Task brief -
Collect all lines below with the string "text".

Figure record listings -
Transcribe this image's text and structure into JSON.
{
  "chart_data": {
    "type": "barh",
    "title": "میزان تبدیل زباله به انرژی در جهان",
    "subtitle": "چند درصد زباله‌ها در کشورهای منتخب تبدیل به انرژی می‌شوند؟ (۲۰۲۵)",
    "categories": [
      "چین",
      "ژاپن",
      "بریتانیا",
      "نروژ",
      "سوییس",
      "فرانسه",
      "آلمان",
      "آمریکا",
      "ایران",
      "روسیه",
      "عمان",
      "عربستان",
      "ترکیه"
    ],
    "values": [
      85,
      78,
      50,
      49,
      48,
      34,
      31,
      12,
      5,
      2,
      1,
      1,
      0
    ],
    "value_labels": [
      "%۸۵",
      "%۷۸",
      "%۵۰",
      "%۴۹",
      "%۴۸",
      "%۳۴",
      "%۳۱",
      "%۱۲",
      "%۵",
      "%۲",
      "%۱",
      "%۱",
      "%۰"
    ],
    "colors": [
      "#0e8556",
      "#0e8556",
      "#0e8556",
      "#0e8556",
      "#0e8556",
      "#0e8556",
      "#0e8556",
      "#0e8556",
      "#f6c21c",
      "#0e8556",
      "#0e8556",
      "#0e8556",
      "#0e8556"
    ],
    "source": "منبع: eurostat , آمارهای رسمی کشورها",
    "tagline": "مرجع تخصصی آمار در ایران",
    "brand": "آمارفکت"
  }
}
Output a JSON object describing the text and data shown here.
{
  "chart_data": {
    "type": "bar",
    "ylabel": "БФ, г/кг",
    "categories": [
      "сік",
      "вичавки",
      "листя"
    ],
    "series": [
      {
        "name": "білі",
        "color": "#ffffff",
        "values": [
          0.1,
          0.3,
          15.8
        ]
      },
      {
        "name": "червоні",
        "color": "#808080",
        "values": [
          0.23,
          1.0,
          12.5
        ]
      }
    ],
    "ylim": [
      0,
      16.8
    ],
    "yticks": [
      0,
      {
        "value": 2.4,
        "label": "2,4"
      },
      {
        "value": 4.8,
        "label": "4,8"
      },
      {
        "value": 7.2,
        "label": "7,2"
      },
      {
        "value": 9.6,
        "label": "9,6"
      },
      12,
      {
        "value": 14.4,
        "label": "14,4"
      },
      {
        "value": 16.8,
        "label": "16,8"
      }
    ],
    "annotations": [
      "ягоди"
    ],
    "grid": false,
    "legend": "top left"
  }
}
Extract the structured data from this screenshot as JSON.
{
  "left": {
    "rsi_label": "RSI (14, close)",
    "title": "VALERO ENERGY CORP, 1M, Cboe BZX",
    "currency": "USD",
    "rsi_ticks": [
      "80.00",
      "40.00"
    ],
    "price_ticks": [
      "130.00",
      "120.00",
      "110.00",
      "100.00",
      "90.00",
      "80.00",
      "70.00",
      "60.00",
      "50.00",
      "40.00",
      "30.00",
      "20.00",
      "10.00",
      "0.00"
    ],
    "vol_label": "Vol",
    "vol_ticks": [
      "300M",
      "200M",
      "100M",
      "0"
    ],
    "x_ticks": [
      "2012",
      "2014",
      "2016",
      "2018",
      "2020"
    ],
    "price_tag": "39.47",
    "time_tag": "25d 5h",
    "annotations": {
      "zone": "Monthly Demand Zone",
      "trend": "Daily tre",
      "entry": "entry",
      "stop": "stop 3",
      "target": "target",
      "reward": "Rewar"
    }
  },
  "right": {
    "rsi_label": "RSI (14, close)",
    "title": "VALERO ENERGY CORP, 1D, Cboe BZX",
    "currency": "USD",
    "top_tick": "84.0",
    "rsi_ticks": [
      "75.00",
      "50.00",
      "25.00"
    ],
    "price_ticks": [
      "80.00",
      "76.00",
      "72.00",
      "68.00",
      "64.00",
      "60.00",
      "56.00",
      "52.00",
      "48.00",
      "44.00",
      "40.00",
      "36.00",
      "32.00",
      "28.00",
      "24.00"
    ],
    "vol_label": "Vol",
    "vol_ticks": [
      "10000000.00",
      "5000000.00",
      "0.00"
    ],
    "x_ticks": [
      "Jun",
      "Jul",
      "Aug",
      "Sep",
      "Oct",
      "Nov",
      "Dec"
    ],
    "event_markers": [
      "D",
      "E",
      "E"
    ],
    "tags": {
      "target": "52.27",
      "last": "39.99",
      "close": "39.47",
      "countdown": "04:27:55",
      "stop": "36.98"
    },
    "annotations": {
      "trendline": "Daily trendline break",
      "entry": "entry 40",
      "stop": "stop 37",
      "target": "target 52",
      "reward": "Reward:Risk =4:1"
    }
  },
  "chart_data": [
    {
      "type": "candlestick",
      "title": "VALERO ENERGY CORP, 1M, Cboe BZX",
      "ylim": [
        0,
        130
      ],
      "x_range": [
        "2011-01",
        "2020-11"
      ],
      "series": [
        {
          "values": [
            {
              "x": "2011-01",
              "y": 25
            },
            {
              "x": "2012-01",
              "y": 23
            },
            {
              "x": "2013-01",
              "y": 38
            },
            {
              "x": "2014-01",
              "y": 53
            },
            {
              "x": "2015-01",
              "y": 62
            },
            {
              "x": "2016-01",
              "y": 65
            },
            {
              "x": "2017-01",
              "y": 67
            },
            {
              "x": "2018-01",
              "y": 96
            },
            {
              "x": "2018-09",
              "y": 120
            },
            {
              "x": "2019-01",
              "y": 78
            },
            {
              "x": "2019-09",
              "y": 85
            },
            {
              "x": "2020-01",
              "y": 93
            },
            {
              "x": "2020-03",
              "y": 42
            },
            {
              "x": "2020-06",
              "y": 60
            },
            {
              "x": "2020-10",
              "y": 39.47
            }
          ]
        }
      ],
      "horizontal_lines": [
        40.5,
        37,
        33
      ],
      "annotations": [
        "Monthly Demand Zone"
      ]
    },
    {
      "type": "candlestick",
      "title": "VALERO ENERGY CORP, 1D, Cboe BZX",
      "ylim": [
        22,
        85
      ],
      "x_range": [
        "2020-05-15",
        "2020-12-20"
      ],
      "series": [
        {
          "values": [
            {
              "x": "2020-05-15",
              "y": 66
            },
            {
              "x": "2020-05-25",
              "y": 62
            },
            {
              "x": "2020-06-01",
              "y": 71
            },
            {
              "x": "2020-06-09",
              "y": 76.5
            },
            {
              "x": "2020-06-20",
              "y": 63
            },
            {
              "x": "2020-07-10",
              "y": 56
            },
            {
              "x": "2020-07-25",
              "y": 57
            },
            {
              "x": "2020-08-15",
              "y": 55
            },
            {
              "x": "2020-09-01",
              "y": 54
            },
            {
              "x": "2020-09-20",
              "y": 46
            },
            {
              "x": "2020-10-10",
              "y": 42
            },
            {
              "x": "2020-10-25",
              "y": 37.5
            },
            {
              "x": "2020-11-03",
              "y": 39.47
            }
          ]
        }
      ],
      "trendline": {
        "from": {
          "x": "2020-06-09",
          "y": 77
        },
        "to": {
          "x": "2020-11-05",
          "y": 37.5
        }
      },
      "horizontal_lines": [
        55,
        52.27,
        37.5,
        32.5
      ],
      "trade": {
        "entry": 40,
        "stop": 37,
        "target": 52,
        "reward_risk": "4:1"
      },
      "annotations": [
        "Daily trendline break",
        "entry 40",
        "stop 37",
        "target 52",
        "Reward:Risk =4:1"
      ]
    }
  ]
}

Answer -
Transcribe this image's text and structure into JSON.
Output a JSON object describing the text and data shown here.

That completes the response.